Exercise details
Please list all lines of the material below in which the string "Action" occurs.

Dataset rows
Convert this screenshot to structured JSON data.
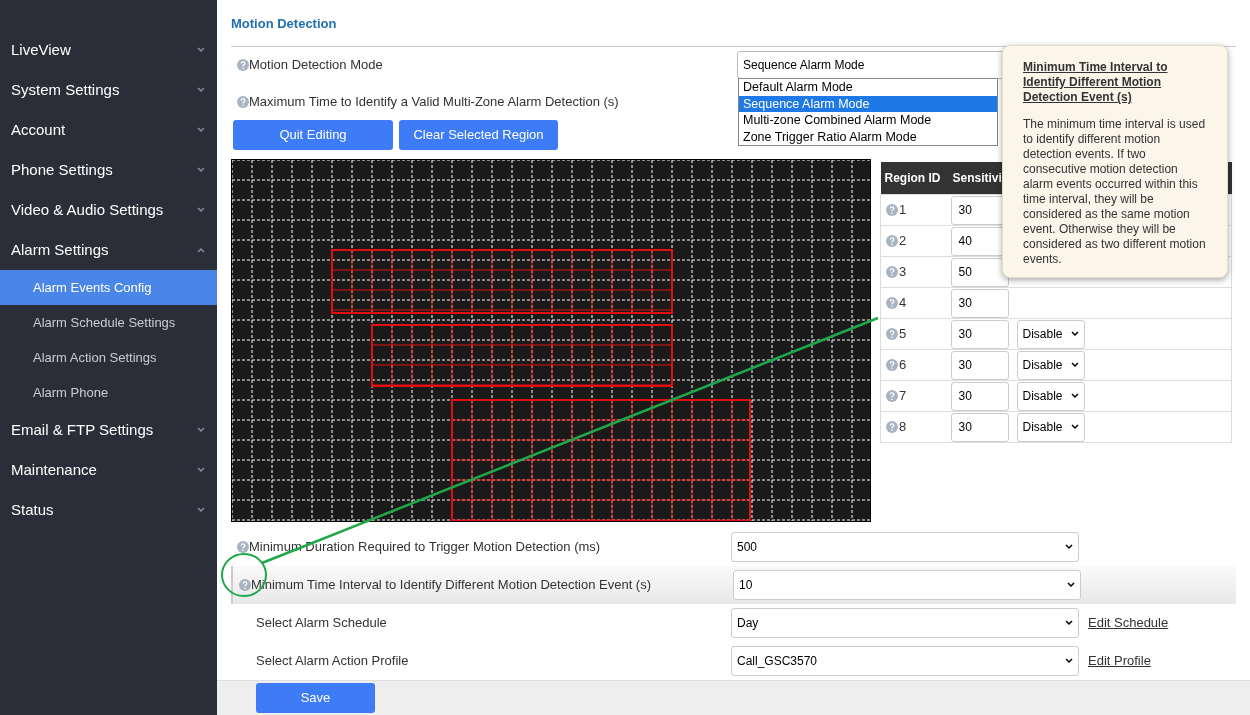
{
  "sidebar": {
    "items": [
      {
        "label": "LiveView",
        "expanded": false
      },
      {
        "label": "System Settings",
        "expanded": false
      },
      {
        "label": "Account",
        "expanded": false
      },
      {
        "label": "Phone Settings",
        "expanded": false
      },
      {
        "label": "Video & Audio Settings",
        "expanded": false
      },
      {
        "label": "Alarm Settings",
        "expanded": true,
        "children": [
          {
            "label": "Alarm Events Config",
            "selected": true
          },
          {
            "label": "Alarm Schedule Settings",
            "selected": false
          },
          {
            "label": "Alarm Action Settings",
            "selected": false
          },
          {
            "label": "Alarm Phone",
            "selected": false
          }
        ]
      },
      {
        "label": "Email & FTP Settings",
        "expanded": false
      },
      {
        "label": "Maintenance",
        "expanded": false
      },
      {
        "label": "Status",
        "expanded": false
      }
    ]
  },
  "section_title": "Motion Detection",
  "mode_field": {
    "label": "Motion Detection Mode",
    "value": "Sequence Alarm Mode",
    "options": [
      {
        "label": "Default Alarm Mode",
        "selected": false
      },
      {
        "label": "Sequence Alarm Mode",
        "selected": true
      },
      {
        "label": "Multi-zone Combined Alarm Mode",
        "selected": false
      },
      {
        "label": "Zone Trigger Ratio Alarm Mode",
        "selected": false
      }
    ]
  },
  "max_time_label": "Maximum Time to Identify a Valid Multi-Zone Alarm Detection (s)",
  "buttons": [
    "Quit Editing",
    "Clear Selected Region"
  ],
  "region_table": {
    "columns": [
      "Region ID",
      "Sensitivi"
    ],
    "rows": [
      {
        "id": "1",
        "sensitivity": "30"
      },
      {
        "id": "2",
        "sensitivity": "40"
      },
      {
        "id": "3",
        "sensitivity": "50"
      },
      {
        "id": "4",
        "sensitivity": "30"
      },
      {
        "id": "5",
        "sensitivity": "30",
        "mode": "Disable"
      },
      {
        "id": "6",
        "sensitivity": "30",
        "mode": "Disable"
      },
      {
        "id": "7",
        "sensitivity": "30",
        "mode": "Disable"
      },
      {
        "id": "8",
        "sensitivity": "30",
        "mode": "Disable"
      }
    ]
  },
  "settings": [
    {
      "label": "Minimum Duration Required to Trigger Motion Detection (ms)",
      "value": "500",
      "help": true,
      "highlighted": false
    },
    {
      "label": "Minimum Time Interval to Identify Different Motion Detection Event (s)",
      "value": "10",
      "help": true,
      "highlighted": true
    },
    {
      "label": "Select Alarm Schedule",
      "value": "Day",
      "help": false,
      "highlighted": false,
      "link": "Edit Schedule"
    },
    {
      "label": "Select Alarm Action Profile",
      "value": "Call_GSC3570",
      "help": false,
      "highlighted": false,
      "link": "Edit Profile"
    }
  ],
  "tooltip": {
    "title": "Minimum Time Interval to Identify Different Motion Detection Event (s)",
    "body": "The minimum time interval is used to identify different motion detection events. If two consecutive motion detection alarm events occurred within this time interval, they will be considered as the same motion event. Otherwise they will be considered as two different motion events."
  },
  "save_button": "Save"
}
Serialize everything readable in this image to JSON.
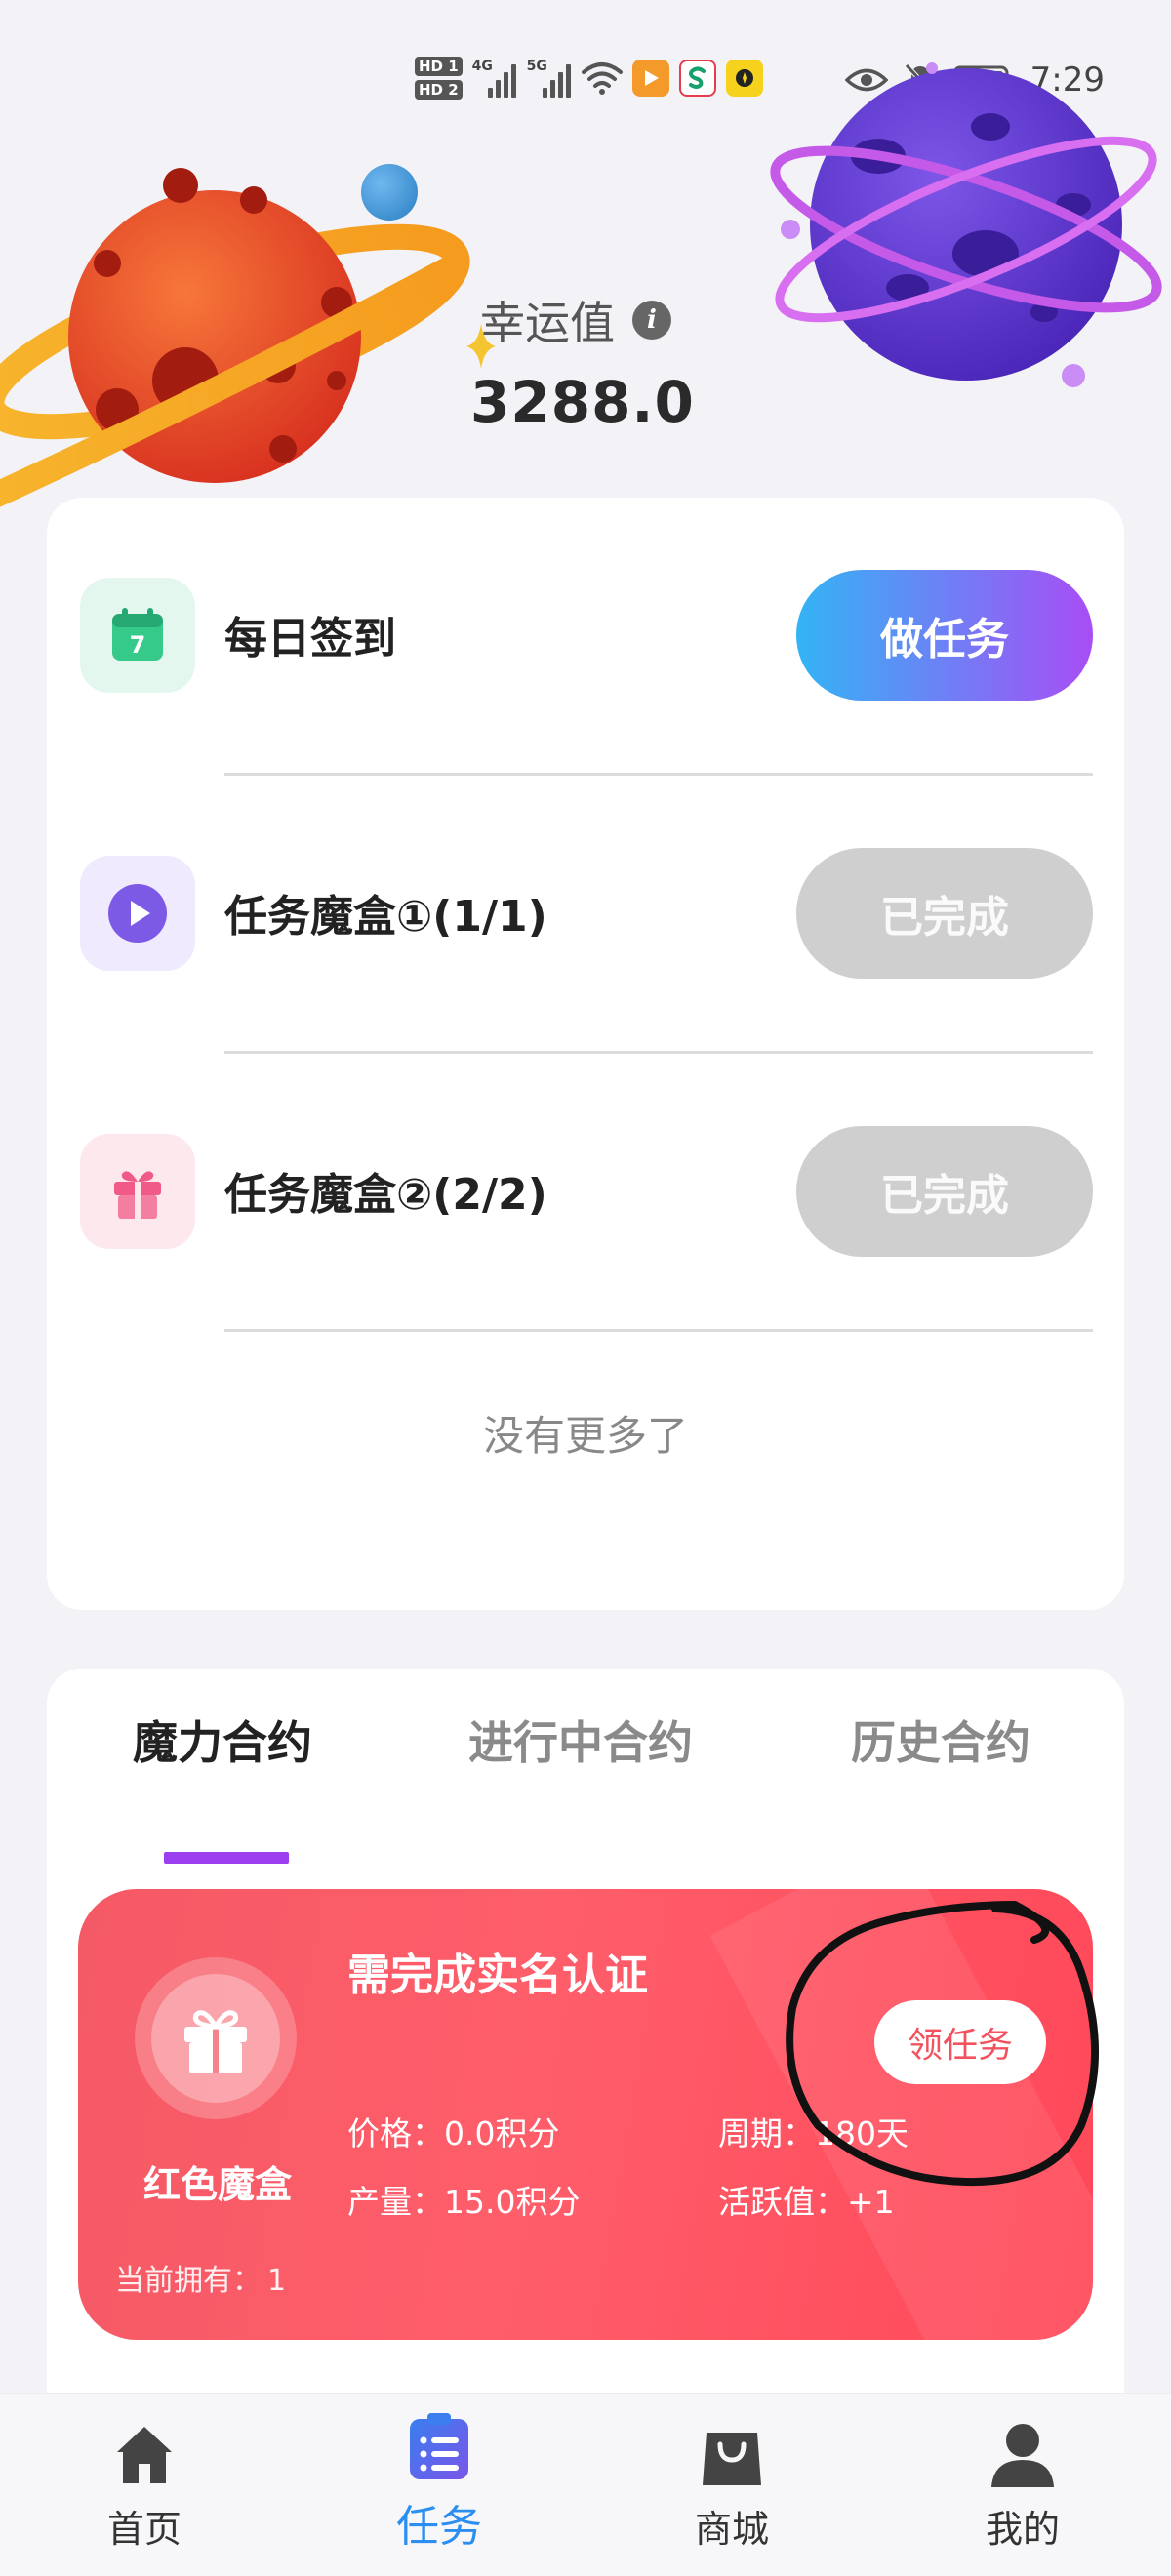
{
  "status_bar": {
    "hd1": "HD 1",
    "hd2": "HD 2",
    "gen1": "4G",
    "gen2": "5G",
    "time": "7:29"
  },
  "header": {
    "luck_label": "幸运值",
    "luck_value": "3288.0"
  },
  "tasks": [
    {
      "title": "每日签到",
      "button": "做任务",
      "state": "todo",
      "icon": "calendar-icon",
      "icon_text": "7"
    },
    {
      "title": "任务魔盒①(1/1)",
      "button": "已完成",
      "state": "done",
      "icon": "play-icon"
    },
    {
      "title": "任务魔盒②(2/2)",
      "button": "已完成",
      "state": "done",
      "icon": "gift-icon"
    }
  ],
  "no_more_text": "没有更多了",
  "contract_tabs": [
    {
      "label": "魔力合约",
      "active": true
    },
    {
      "label": "进行中合约",
      "active": false
    },
    {
      "label": "历史合约",
      "active": false
    }
  ],
  "magic_box": {
    "title": "需完成实名认证",
    "name": "红色魔盒",
    "owned_label": "当前拥有：",
    "owned_value": "1",
    "claim_button": "领任务",
    "price": "价格：0.0积分",
    "period": "周期：180天",
    "output": "产量：15.0积分",
    "activity": "活跃值：+1"
  },
  "bottom_nav": [
    {
      "label": "首页",
      "icon": "home-icon",
      "active": false
    },
    {
      "label": "任务",
      "icon": "task-list-icon",
      "active": true
    },
    {
      "label": "商城",
      "icon": "shopping-bag-icon",
      "active": false
    },
    {
      "label": "我的",
      "icon": "profile-icon",
      "active": false
    }
  ],
  "colors": {
    "accent_gradient_start": "#33b4f5",
    "accent_gradient_end": "#a84df5",
    "active_tab_underline": "#9b3ff0",
    "magic_box_red": "#ff5d6a",
    "nav_active": "#2c8ff0"
  }
}
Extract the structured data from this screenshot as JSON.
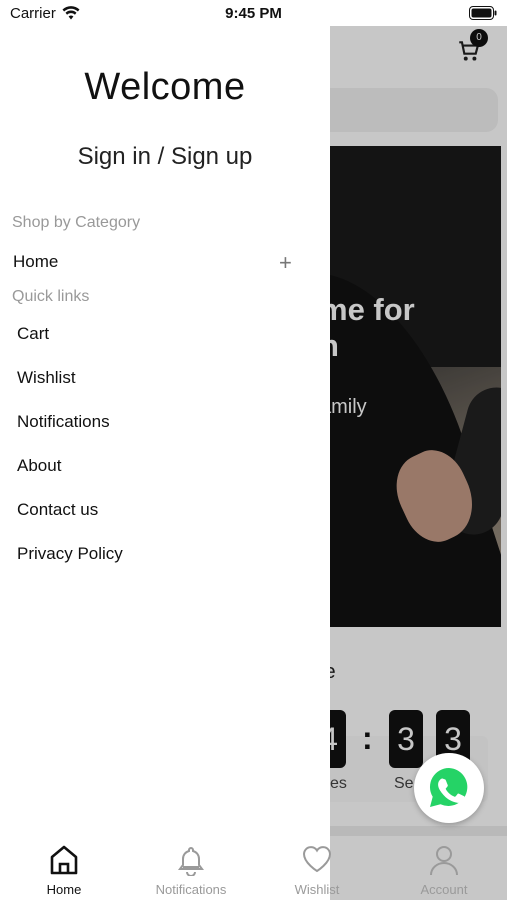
{
  "status_bar": {
    "carrier": "Carrier",
    "time": "9:45 PM"
  },
  "drawer": {
    "title": "Welcome",
    "signin": "Sign in / Sign up",
    "shop_by_category_label": "Shop by Category",
    "categories": [
      {
        "label": "Home",
        "expand_icon": "plus-icon"
      }
    ],
    "quick_links_label": "Quick links",
    "quick_links": [
      "Cart",
      "Wishlist",
      "Notifications",
      "About",
      "Contact us",
      "Privacy Policy"
    ]
  },
  "background": {
    "cart_count": "0",
    "hero_title_fragment": "me for\nn",
    "hero_subtitle_fragment": "amily",
    "sale_fragment": "le",
    "countdown": {
      "digits": [
        "4",
        "3",
        "3"
      ],
      "separator": ":",
      "units": [
        "es",
        "Se"
      ]
    }
  },
  "bottom_nav": [
    {
      "label": "Home",
      "icon": "home-icon",
      "active": true
    },
    {
      "label": "Notifications",
      "icon": "bell-icon",
      "active": false
    },
    {
      "label": "Wishlist",
      "icon": "heart-icon",
      "active": false
    },
    {
      "label": "Account",
      "icon": "person-icon",
      "active": false
    }
  ],
  "colors": {
    "accent": "#111111",
    "whatsapp": "#25D366",
    "muted": "#9a9a9a"
  }
}
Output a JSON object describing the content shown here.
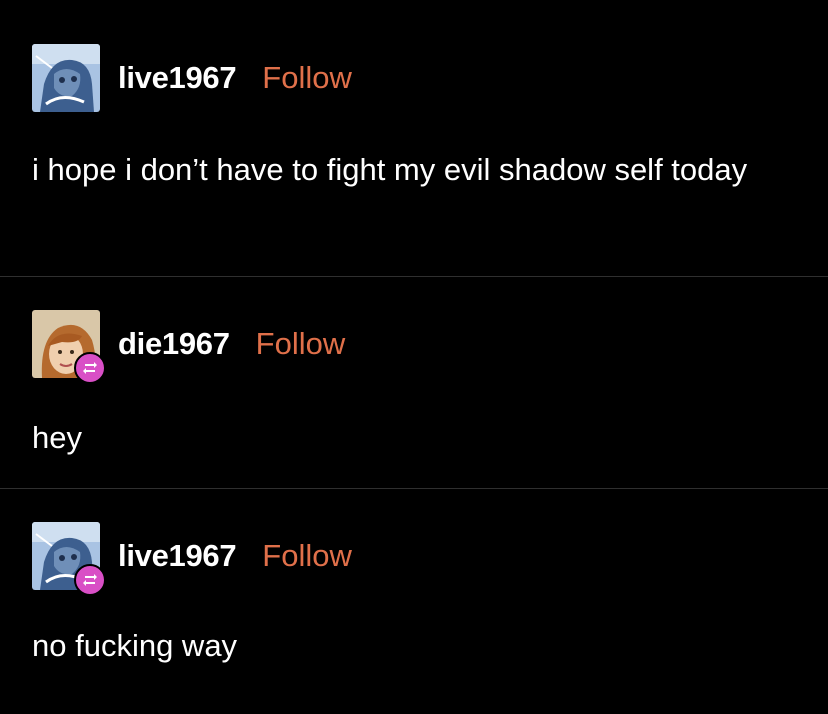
{
  "posts": [
    {
      "username": "live1967",
      "follow_label": "Follow",
      "avatar_icon": "blue-sketch-avatar-icon",
      "reblogged": false,
      "text": "i hope i don’t have to fight my evil shadow self today"
    },
    {
      "username": "die1967",
      "follow_label": "Follow",
      "avatar_icon": "ginger-person-avatar-icon",
      "reblogged": true,
      "text": "hey"
    },
    {
      "username": "live1967",
      "follow_label": "Follow",
      "avatar_icon": "blue-sketch-avatar-icon",
      "reblogged": true,
      "text": "no fucking way"
    }
  ],
  "colors": {
    "background": "#000000",
    "text": "#ffffff",
    "follow": "#e0704a",
    "reblog_badge": "#d94fc6",
    "divider": "#2f2f2f"
  }
}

Solution for this problem
            "label": "Alarm Action Settings",
      "label": "Select Alarm Action Profile",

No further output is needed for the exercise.